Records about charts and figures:
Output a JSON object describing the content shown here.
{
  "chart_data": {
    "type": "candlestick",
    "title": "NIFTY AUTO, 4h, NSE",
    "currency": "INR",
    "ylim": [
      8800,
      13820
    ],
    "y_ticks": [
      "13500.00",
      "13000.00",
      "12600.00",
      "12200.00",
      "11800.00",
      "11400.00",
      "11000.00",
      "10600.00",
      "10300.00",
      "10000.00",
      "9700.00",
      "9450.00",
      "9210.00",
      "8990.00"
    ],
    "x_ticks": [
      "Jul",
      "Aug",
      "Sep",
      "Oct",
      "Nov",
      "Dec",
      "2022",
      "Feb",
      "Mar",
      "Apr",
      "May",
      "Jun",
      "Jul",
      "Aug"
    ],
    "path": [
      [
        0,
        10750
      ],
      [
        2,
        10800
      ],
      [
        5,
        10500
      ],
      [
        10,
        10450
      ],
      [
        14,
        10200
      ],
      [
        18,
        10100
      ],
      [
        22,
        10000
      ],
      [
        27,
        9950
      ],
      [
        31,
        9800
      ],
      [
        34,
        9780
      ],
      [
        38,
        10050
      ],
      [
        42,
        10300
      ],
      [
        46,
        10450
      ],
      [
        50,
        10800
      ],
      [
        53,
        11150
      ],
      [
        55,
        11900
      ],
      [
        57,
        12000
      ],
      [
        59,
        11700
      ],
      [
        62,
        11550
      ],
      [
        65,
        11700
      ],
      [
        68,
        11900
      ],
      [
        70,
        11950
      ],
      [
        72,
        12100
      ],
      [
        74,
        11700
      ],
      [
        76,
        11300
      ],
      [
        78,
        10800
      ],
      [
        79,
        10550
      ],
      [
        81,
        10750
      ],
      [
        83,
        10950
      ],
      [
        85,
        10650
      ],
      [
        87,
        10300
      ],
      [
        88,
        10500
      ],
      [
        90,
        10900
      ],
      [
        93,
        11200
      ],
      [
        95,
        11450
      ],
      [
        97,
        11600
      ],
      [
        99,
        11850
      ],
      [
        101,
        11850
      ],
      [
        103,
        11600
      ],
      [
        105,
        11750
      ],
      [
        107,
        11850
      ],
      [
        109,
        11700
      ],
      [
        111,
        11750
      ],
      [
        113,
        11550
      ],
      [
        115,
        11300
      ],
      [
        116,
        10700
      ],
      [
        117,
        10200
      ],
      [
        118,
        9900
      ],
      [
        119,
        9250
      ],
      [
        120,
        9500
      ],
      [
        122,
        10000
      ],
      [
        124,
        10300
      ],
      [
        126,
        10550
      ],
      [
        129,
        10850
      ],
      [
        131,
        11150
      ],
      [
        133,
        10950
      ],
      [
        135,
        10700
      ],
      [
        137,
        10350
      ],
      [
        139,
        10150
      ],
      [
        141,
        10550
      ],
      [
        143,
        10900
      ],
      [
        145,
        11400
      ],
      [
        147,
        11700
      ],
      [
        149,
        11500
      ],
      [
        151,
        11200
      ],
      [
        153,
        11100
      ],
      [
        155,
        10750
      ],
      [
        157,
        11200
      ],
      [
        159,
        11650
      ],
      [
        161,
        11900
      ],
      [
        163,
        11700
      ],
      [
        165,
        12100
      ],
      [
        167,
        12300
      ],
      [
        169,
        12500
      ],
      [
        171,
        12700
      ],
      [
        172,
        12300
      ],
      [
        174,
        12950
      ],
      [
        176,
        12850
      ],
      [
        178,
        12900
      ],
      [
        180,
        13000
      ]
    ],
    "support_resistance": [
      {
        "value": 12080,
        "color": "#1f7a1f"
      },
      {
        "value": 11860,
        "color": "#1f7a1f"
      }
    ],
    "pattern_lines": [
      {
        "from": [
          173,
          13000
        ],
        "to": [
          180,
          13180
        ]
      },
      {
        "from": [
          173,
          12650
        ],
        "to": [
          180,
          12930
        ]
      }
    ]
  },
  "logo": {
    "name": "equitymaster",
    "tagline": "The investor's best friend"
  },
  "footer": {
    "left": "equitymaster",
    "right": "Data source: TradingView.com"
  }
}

▶ _PROBLEM_
Return the material in full, exactly as shown.

▶ _ANSWER BELOW_
Output a JSON object describing the content shown here.
{
  "chart_data": {
    "type": "candlestick",
    "title": "NIFTY AUTO, 4h, NSE",
    "currency": "INR",
    "ylim": [
      8800,
      13820
    ],
    "y_ticks": [
      "13500.00",
      "13000.00",
      "12600.00",
      "12200.00",
      "11800.00",
      "11400.00",
      "11000.00",
      "10600.00",
      "10300.00",
      "10000.00",
      "9700.00",
      "9450.00",
      "9210.00",
      "8990.00"
    ],
    "x_ticks": [
      "Jul",
      "Aug",
      "Sep",
      "Oct",
      "Nov",
      "Dec",
      "2022",
      "Feb",
      "Mar",
      "Apr",
      "May",
      "Jun",
      "Jul",
      "Aug"
    ],
    "path": [
      [
        0,
        10750
      ],
      [
        2,
        10800
      ],
      [
        5,
        10500
      ],
      [
        10,
        10450
      ],
      [
        14,
        10200
      ],
      [
        18,
        10100
      ],
      [
        22,
        10000
      ],
      [
        27,
        9950
      ],
      [
        31,
        9800
      ],
      [
        34,
        9780
      ],
      [
        38,
        10050
      ],
      [
        42,
        10300
      ],
      [
        46,
        10450
      ],
      [
        50,
        10800
      ],
      [
        53,
        11150
      ],
      [
        55,
        11900
      ],
      [
        57,
        12000
      ],
      [
        59,
        11700
      ],
      [
        62,
        11550
      ],
      [
        65,
        11700
      ],
      [
        68,
        11900
      ],
      [
        70,
        11950
      ],
      [
        72,
        12100
      ],
      [
        74,
        11700
      ],
      [
        76,
        11300
      ],
      [
        78,
        10800
      ],
      [
        79,
        10550
      ],
      [
        81,
        10750
      ],
      [
        83,
        10950
      ],
      [
        85,
        10650
      ],
      [
        87,
        10300
      ],
      [
        88,
        10500
      ],
      [
        90,
        10900
      ],
      [
        93,
        11200
      ],
      [
        95,
        11450
      ],
      [
        97,
        11600
      ],
      [
        99,
        11850
      ],
      [
        101,
        11850
      ],
      [
        103,
        11600
      ],
      [
        105,
        11750
      ],
      [
        107,
        11850
      ],
      [
        109,
        11700
      ],
      [
        111,
        11750
      ],
      [
        113,
        11550
      ],
      [
        115,
        11300
      ],
      [
        116,
        10700
      ],
      [
        117,
        10200
      ],
      [
        118,
        9900
      ],
      [
        119,
        9250
      ],
      [
        120,
        9500
      ],
      [
        122,
        10000
      ],
      [
        124,
        10300
      ],
      [
        126,
        10550
      ],
      [
        129,
        10850
      ],
      [
        131,
        11150
      ],
      [
        133,
        10950
      ],
      [
        135,
        10700
      ],
      [
        137,
        10350
      ],
      [
        139,
        10150
      ],
      [
        141,
        10550
      ],
      [
        143,
        10900
      ],
      [
        145,
        11400
      ],
      [
        147,
        11700
      ],
      [
        149,
        11500
      ],
      [
        151,
        11200
      ],
      [
        153,
        11100
      ],
      [
        155,
        10750
      ],
      [
        157,
        11200
      ],
      [
        159,
        11650
      ],
      [
        161,
        11900
      ],
      [
        163,
        11700
      ],
      [
        165,
        12100
      ],
      [
        167,
        12300
      ],
      [
        169,
        12500
      ],
      [
        171,
        12700
      ],
      [
        172,
        12300
      ],
      [
        174,
        12950
      ],
      [
        176,
        12850
      ],
      [
        178,
        12900
      ],
      [
        180,
        13000
      ]
    ],
    "support_resistance": [
      {
        "value": 12080,
        "color": "#1f7a1f"
      },
      {
        "value": 11860,
        "color": "#1f7a1f"
      }
    ],
    "pattern_lines": [
      {
        "from": [
          173,
          13000
        ],
        "to": [
          180,
          13180
        ]
      },
      {
        "from": [
          173,
          12650
        ],
        "to": [
          180,
          12930
        ]
      }
    ]
  },
  "logo": {
    "name": "equitymaster",
    "tagline": "The investor's best friend"
  },
  "footer": {
    "left": "equitymaster",
    "right": "Data source: TradingView.com"
  }
}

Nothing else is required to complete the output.